##### Given records #####

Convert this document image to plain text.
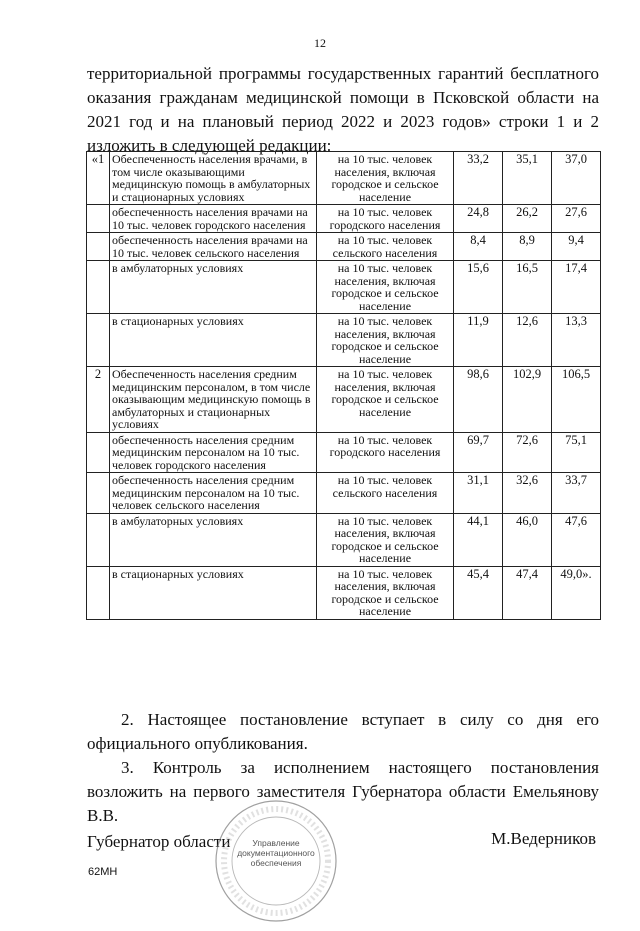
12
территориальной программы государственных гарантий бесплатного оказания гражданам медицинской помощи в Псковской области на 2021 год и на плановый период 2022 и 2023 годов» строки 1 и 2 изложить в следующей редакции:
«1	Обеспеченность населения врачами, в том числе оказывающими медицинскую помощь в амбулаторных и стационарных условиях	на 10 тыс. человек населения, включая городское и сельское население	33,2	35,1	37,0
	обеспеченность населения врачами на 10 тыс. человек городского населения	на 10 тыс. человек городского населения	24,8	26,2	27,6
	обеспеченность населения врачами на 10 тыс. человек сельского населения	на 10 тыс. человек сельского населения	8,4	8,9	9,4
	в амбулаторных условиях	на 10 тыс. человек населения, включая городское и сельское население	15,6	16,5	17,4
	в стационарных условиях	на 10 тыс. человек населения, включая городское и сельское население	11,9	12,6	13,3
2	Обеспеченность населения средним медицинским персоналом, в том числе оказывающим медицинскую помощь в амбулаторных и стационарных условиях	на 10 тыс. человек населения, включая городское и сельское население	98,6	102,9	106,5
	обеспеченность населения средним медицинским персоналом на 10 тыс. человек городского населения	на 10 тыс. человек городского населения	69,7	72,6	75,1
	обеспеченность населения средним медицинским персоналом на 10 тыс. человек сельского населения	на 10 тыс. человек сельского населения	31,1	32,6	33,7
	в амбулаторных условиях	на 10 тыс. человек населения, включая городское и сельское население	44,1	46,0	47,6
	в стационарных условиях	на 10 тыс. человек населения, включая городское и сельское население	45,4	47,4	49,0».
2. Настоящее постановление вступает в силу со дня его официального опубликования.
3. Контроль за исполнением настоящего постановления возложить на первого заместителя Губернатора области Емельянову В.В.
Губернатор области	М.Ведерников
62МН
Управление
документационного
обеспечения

#####
##### Given records #####

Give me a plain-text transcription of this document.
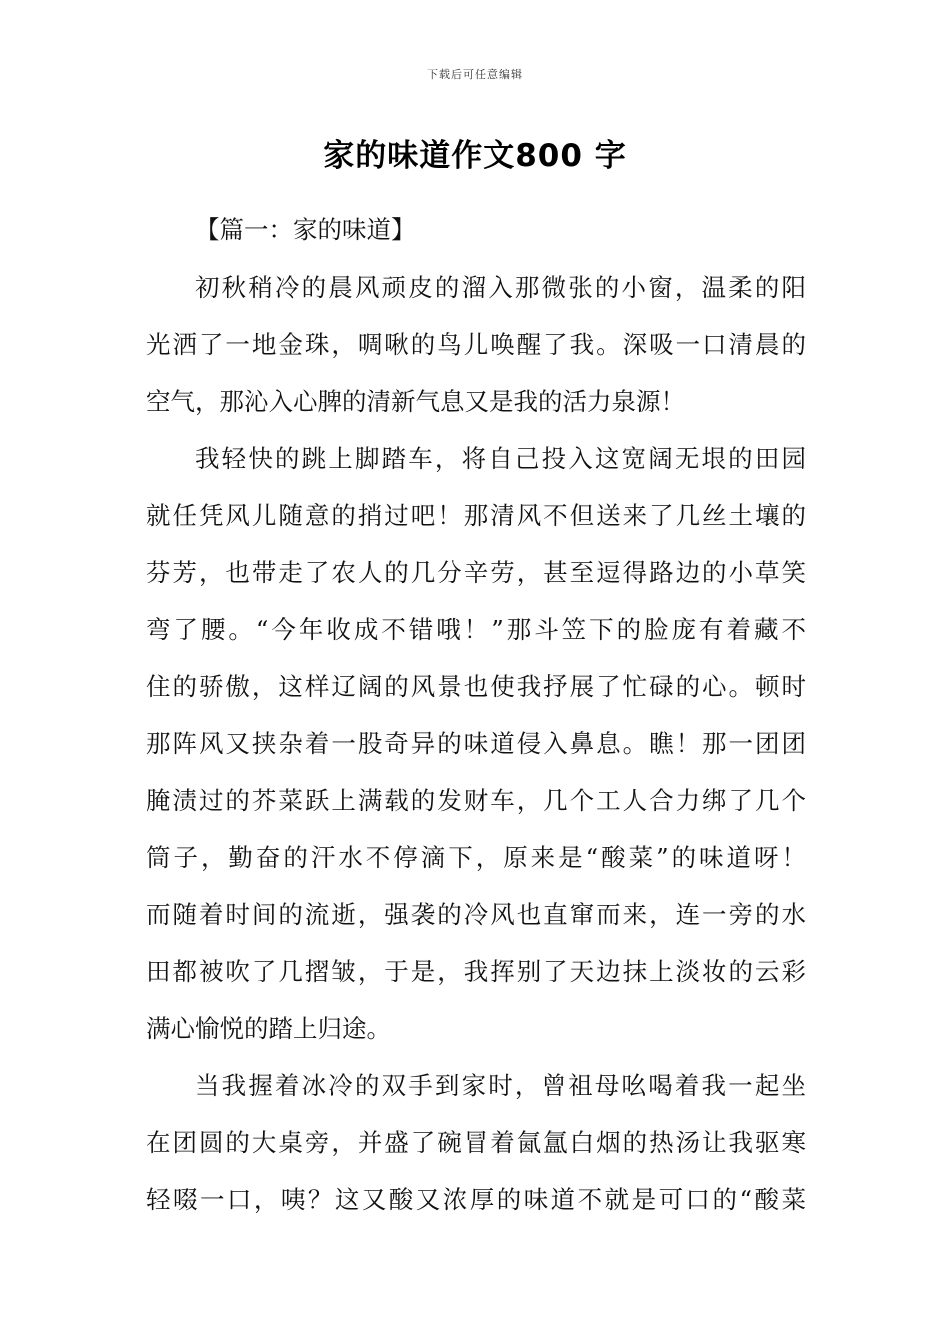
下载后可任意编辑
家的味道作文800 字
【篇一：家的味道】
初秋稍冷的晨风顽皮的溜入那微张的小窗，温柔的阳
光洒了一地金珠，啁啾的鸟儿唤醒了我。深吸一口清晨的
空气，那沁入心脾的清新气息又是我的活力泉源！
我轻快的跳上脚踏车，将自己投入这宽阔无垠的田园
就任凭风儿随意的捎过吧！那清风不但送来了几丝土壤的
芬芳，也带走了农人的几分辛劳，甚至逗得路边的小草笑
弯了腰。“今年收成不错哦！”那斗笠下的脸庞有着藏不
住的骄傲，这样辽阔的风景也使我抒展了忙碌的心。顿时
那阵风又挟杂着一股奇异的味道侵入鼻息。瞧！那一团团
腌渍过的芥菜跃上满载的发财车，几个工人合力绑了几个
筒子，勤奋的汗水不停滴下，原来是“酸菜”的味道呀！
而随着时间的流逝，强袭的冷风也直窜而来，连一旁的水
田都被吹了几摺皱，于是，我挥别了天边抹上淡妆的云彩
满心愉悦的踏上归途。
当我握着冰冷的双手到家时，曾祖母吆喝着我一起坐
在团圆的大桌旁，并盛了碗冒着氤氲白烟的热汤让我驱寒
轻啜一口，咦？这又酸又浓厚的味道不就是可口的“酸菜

#####
##### Given records #####

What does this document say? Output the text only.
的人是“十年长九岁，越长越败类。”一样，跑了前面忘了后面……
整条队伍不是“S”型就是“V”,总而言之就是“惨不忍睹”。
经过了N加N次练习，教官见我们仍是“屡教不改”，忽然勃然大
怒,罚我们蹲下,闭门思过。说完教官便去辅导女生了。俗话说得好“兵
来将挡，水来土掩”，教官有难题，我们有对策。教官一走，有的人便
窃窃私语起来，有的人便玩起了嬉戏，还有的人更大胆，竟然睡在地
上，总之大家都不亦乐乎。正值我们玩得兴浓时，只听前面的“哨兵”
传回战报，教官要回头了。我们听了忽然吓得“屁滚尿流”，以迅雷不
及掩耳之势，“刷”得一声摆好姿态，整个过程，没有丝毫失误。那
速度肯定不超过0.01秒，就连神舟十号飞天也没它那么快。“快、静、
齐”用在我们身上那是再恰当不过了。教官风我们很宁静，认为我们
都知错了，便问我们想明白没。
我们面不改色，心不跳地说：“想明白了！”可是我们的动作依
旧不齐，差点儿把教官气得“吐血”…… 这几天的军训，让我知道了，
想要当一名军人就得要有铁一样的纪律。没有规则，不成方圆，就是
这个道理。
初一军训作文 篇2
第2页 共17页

#####

Requirement:
Out of the records, collect only those lines that contain the string "числе".

Written solution:
«1	Обеспеченность населения врачами, в том числе оказывающими медицинскую помощь в амбулаторных и стационарных условиях	на 10 тыс. человек населения, включая городское и сельское население	33,2	35,1	37,0
2	Обеспеченность населения средним медицинским персоналом, в том числе оказывающим медицинскую помощь в амбулаторных и стационарных условиях	на 10 тыс. человек населения, включая городское и сельское население	98,6	102,9	106,5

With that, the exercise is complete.